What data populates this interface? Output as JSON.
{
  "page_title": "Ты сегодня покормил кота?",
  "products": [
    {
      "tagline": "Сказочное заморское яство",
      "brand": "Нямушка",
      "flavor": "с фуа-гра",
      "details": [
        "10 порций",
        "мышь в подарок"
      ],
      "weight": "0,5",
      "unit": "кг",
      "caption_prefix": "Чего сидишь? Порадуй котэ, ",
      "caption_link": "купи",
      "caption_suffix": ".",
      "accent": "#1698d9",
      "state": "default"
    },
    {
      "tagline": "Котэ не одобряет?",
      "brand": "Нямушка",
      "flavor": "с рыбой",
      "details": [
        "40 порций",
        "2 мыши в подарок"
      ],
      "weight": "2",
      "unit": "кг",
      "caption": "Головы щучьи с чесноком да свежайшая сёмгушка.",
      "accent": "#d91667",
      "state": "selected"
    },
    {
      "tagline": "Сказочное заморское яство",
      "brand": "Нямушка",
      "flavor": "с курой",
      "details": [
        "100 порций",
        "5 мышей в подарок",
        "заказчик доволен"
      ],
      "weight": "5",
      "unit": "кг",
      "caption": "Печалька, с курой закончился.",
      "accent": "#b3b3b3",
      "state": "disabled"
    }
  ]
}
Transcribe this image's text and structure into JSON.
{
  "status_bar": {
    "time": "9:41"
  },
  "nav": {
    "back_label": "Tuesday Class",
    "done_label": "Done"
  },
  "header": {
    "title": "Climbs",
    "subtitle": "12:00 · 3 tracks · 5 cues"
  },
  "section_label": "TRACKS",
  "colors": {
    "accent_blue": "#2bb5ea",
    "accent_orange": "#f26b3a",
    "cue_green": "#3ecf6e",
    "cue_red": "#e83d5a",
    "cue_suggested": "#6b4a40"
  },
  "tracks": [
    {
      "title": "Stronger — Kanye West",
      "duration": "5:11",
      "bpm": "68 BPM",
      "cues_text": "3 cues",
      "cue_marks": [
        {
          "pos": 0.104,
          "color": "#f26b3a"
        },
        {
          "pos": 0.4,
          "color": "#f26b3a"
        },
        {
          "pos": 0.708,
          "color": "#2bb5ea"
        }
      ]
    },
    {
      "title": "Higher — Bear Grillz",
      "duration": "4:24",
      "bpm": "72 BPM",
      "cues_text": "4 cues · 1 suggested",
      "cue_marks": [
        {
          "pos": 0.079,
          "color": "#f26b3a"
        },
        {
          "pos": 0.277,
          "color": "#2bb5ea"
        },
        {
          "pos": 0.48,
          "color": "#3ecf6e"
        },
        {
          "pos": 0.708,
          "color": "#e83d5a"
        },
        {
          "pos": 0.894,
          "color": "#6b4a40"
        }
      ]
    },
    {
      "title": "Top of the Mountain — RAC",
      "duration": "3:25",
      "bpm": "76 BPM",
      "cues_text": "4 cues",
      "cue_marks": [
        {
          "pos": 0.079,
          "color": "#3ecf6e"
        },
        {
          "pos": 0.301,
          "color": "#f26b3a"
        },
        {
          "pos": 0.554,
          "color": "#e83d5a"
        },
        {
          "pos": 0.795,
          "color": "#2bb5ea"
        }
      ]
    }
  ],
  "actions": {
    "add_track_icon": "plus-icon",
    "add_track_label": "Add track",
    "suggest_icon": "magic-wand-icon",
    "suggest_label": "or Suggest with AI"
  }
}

____

#### [The exercise]
Write out all the records above again, exactly as they stand.

#### [The completed task]
What data populates this interface? Output as JSON.
{
  "page_title": "Ты сегодня покормил кота?",
  "products": [
    {
      "tagline": "Сказочное заморское яство",
      "brand": "Нямушка",
      "flavor": "с фуа-гра",
      "details": [
        "10 порций",
        "мышь в подарок"
      ],
      "weight": "0,5",
      "unit": "кг",
      "caption_prefix": "Чего сидишь? Порадуй котэ, ",
      "caption_link": "купи",
      "caption_suffix": ".",
      "accent": "#1698d9",
      "state": "default"
    },
    {
      "tagline": "Котэ не одобряет?",
      "brand": "Нямушка",
      "flavor": "с рыбой",
      "details": [
        "40 порций",
        "2 мыши в подарок"
      ],
      "weight": "2",
      "unit": "кг",
      "caption": "Головы щучьи с чесноком да свежайшая сёмгушка.",
      "accent": "#d91667",
      "state": "selected"
    },
    {
      "tagline": "Сказочное заморское яство",
      "brand": "Нямушка",
      "flavor": "с курой",
      "details": [
        "100 порций",
        "5 мышей в подарок",
        "заказчик доволен"
      ],
      "weight": "5",
      "unit": "кг",
      "caption": "Печалька, с курой закончился.",
      "accent": "#b3b3b3",
      "state": "disabled"
    }
  ]
}
Transcribe this image's text and structure into JSON.
{
  "status_bar": {
    "time": "9:41"
  },
  "nav": {
    "back_label": "Tuesday Class",
    "done_label": "Done"
  },
  "header": {
    "title": "Climbs",
    "subtitle": "12:00 · 3 tracks · 5 cues"
  },
  "section_label": "TRACKS",
  "colors": {
    "accent_blue": "#2bb5ea",
    "accent_orange": "#f26b3a",
    "cue_green": "#3ecf6e",
    "cue_red": "#e83d5a",
    "cue_suggested": "#6b4a40"
  },
  "tracks": [
    {
      "title": "Stronger — Kanye West",
      "duration": "5:11",
      "bpm": "68 BPM",
      "cues_text": "3 cues",
      "cue_marks": [
        {
          "pos": 0.104,
          "color": "#f26b3a"
        },
        {
          "pos": 0.4,
          "color": "#f26b3a"
        },
        {
          "pos": 0.708,
          "color": "#2bb5ea"
        }
      ]
    },
    {
      "title": "Higher — Bear Grillz",
      "duration": "4:24",
      "bpm": "72 BPM",
      "cues_text": "4 cues · 1 suggested",
      "cue_marks": [
        {
          "pos": 0.079,
          "color": "#f26b3a"
        },
        {
          "pos": 0.277,
          "color": "#2bb5ea"
        },
        {
          "pos": 0.48,
          "color": "#3ecf6e"
        },
        {
          "pos": 0.708,
          "color": "#e83d5a"
        },
        {
          "pos": 0.894,
          "color": "#6b4a40"
        }
      ]
    },
    {
      "title": "Top of the Mountain — RAC",
      "duration": "3:25",
      "bpm": "76 BPM",
      "cues_text": "4 cues",
      "cue_marks": [
        {
          "pos": 0.079,
          "color": "#3ecf6e"
        },
        {
          "pos": 0.301,
          "color": "#f26b3a"
        },
        {
          "pos": 0.554,
          "color": "#e83d5a"
        },
        {
          "pos": 0.795,
          "color": "#2bb5ea"
        }
      ]
    }
  ],
  "actions": {
    "add_track_icon": "plus-icon",
    "add_track_label": "Add track",
    "suggest_icon": "magic-wand-icon",
    "suggest_label": "or Suggest with AI"
  }
}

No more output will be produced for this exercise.